- **What the task asks**: What follows is a block of records; reproduce all of it verbatim.

── Data section

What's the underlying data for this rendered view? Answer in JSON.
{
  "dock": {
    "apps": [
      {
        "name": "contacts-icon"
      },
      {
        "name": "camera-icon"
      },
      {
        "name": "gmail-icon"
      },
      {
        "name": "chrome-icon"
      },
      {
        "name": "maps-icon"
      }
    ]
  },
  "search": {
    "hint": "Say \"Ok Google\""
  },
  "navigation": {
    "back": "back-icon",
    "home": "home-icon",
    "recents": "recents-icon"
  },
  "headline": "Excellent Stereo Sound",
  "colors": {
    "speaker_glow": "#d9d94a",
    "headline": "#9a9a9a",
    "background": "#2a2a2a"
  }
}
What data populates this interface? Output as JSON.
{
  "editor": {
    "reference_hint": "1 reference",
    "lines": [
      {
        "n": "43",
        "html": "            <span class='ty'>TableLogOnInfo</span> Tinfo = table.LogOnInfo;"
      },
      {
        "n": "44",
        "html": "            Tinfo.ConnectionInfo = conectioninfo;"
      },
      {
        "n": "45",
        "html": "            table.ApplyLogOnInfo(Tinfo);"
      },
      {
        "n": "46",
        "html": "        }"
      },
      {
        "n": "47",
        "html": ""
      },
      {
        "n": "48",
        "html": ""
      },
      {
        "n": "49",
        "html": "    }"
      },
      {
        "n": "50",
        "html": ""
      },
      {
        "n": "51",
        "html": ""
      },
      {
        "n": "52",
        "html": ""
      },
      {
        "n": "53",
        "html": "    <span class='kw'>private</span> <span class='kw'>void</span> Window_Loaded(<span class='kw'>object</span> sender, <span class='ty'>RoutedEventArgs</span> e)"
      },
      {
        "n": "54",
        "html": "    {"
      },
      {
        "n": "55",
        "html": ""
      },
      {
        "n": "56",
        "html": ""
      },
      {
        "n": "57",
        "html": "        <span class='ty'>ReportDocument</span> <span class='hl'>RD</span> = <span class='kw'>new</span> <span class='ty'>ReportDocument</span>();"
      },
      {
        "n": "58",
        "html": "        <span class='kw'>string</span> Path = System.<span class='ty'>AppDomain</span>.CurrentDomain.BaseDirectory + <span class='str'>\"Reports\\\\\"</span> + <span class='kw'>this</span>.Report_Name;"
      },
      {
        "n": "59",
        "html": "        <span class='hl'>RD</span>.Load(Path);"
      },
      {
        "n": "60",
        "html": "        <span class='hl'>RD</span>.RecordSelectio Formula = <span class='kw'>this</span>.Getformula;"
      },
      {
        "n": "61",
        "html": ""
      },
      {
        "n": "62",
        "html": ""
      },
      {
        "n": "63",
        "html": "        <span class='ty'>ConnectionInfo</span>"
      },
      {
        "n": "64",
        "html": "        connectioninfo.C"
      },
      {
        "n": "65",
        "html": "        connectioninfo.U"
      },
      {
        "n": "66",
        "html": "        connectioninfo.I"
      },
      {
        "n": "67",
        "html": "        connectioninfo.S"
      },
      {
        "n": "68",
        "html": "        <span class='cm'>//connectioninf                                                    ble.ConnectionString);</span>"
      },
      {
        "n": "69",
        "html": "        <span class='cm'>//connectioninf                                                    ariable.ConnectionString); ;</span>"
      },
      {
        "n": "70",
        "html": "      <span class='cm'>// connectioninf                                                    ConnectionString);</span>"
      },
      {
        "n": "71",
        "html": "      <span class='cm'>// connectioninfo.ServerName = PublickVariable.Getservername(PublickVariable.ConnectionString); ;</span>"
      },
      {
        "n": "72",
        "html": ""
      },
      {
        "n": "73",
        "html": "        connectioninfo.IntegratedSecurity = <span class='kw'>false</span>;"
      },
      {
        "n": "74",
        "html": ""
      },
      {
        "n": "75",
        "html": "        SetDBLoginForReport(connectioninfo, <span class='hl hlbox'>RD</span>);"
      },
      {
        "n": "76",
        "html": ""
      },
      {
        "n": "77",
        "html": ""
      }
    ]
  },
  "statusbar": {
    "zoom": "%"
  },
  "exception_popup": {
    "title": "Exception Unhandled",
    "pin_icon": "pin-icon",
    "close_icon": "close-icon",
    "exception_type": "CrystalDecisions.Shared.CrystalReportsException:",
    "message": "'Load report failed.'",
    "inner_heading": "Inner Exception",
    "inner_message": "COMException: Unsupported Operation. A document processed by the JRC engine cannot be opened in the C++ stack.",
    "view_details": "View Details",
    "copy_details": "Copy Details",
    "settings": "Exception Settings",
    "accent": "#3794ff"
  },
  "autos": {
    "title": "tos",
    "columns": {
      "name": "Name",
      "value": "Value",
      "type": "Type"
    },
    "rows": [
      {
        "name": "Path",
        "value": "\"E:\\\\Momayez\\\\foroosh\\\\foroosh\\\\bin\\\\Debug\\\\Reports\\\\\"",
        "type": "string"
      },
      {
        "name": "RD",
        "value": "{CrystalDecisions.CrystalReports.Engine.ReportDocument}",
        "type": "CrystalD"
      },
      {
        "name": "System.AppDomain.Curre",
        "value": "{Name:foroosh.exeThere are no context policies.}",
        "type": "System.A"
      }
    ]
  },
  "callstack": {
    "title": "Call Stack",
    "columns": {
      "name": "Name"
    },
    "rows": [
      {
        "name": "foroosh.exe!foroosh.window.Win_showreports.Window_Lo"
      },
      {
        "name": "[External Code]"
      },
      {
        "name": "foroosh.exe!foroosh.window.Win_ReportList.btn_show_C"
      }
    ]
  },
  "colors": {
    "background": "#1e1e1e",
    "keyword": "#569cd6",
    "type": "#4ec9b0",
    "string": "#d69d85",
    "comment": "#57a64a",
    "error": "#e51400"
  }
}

────

- **Solution for this exercise**:
What's the underlying data for this rendered view? Answer in JSON.
{
  "dock": {
    "apps": [
      {
        "name": "contacts-icon"
      },
      {
        "name": "camera-icon"
      },
      {
        "name": "gmail-icon"
      },
      {
        "name": "chrome-icon"
      },
      {
        "name": "maps-icon"
      }
    ]
  },
  "search": {
    "hint": "Say \"Ok Google\""
  },
  "navigation": {
    "back": "back-icon",
    "home": "home-icon",
    "recents": "recents-icon"
  },
  "headline": "Excellent Stereo Sound",
  "colors": {
    "speaker_glow": "#d9d94a",
    "headline": "#9a9a9a",
    "background": "#2a2a2a"
  }
}
What data populates this interface? Output as JSON.
{
  "editor": {
    "reference_hint": "1 reference",
    "lines": [
      {
        "n": "43",
        "html": "            <span class='ty'>TableLogOnInfo</span> Tinfo = table.LogOnInfo;"
      },
      {
        "n": "44",
        "html": "            Tinfo.ConnectionInfo = conectioninfo;"
      },
      {
        "n": "45",
        "html": "            table.ApplyLogOnInfo(Tinfo);"
      },
      {
        "n": "46",
        "html": "        }"
      },
      {
        "n": "47",
        "html": ""
      },
      {
        "n": "48",
        "html": ""
      },
      {
        "n": "49",
        "html": "    }"
      },
      {
        "n": "50",
        "html": ""
      },
      {
        "n": "51",
        "html": ""
      },
      {
        "n": "52",
        "html": ""
      },
      {
        "n": "53",
        "html": "    <span class='kw'>private</span> <span class='kw'>void</span> Window_Loaded(<span class='kw'>object</span> sender, <span class='ty'>RoutedEventArgs</span> e)"
      },
      {
        "n": "54",
        "html": "    {"
      },
      {
        "n": "55",
        "html": ""
      },
      {
        "n": "56",
        "html": ""
      },
      {
        "n": "57",
        "html": "        <span class='ty'>ReportDocument</span> <span class='hl'>RD</span> = <span class='kw'>new</span> <span class='ty'>ReportDocument</span>();"
      },
      {
        "n": "58",
        "html": "        <span class='kw'>string</span> Path = System.<span class='ty'>AppDomain</span>.CurrentDomain.BaseDirectory + <span class='str'>\"Reports\\\\\"</span> + <span class='kw'>this</span>.Report_Name;"
      },
      {
        "n": "59",
        "html": "        <span class='hl'>RD</span>.Load(Path);"
      },
      {
        "n": "60",
        "html": "        <span class='hl'>RD</span>.RecordSelectio Formula = <span class='kw'>this</span>.Getformula;"
      },
      {
        "n": "61",
        "html": ""
      },
      {
        "n": "62",
        "html": ""
      },
      {
        "n": "63",
        "html": "        <span class='ty'>ConnectionInfo</span>"
      },
      {
        "n": "64",
        "html": "        connectioninfo.C"
      },
      {
        "n": "65",
        "html": "        connectioninfo.U"
      },
      {
        "n": "66",
        "html": "        connectioninfo.I"
      },
      {
        "n": "67",
        "html": "        connectioninfo.S"
      },
      {
        "n": "68",
        "html": "        <span class='cm'>//connectioninf                                                    ble.ConnectionString);</span>"
      },
      {
        "n": "69",
        "html": "        <span class='cm'>//connectioninf                                                    ariable.ConnectionString); ;</span>"
      },
      {
        "n": "70",
        "html": "      <span class='cm'>// connectioninf                                                    ConnectionString);</span>"
      },
      {
        "n": "71",
        "html": "      <span class='cm'>// connectioninfo.ServerName = PublickVariable.Getservername(PublickVariable.ConnectionString); ;</span>"
      },
      {
        "n": "72",
        "html": ""
      },
      {
        "n": "73",
        "html": "        connectioninfo.IntegratedSecurity = <span class='kw'>false</span>;"
      },
      {
        "n": "74",
        "html": ""
      },
      {
        "n": "75",
        "html": "        SetDBLoginForReport(connectioninfo, <span class='hl hlbox'>RD</span>);"
      },
      {
        "n": "76",
        "html": ""
      },
      {
        "n": "77",
        "html": ""
      }
    ]
  },
  "statusbar": {
    "zoom": "%"
  },
  "exception_popup": {
    "title": "Exception Unhandled",
    "pin_icon": "pin-icon",
    "close_icon": "close-icon",
    "exception_type": "CrystalDecisions.Shared.CrystalReportsException:",
    "message": "'Load report failed.'",
    "inner_heading": "Inner Exception",
    "inner_message": "COMException: Unsupported Operation. A document processed by the JRC engine cannot be opened in the C++ stack.",
    "view_details": "View Details",
    "copy_details": "Copy Details",
    "settings": "Exception Settings",
    "accent": "#3794ff"
  },
  "autos": {
    "title": "tos",
    "columns": {
      "name": "Name",
      "value": "Value",
      "type": "Type"
    },
    "rows": [
      {
        "name": "Path",
        "value": "\"E:\\\\Momayez\\\\foroosh\\\\foroosh\\\\bin\\\\Debug\\\\Reports\\\\\"",
        "type": "string"
      },
      {
        "name": "RD",
        "value": "{CrystalDecisions.CrystalReports.Engine.ReportDocument}",
        "type": "CrystalD"
      },
      {
        "name": "System.AppDomain.Curre",
        "value": "{Name:foroosh.exeThere are no context policies.}",
        "type": "System.A"
      }
    ]
  },
  "callstack": {
    "title": "Call Stack",
    "columns": {
      "name": "Name"
    },
    "rows": [
      {
        "name": "foroosh.exe!foroosh.window.Win_showreports.Window_Lo"
      },
      {
        "name": "[External Code]"
      },
      {
        "name": "foroosh.exe!foroosh.window.Win_ReportList.btn_show_C"
      }
    ]
  },
  "colors": {
    "background": "#1e1e1e",
    "keyword": "#569cd6",
    "type": "#4ec9b0",
    "string": "#d69d85",
    "comment": "#57a64a",
    "error": "#e51400"
  }
}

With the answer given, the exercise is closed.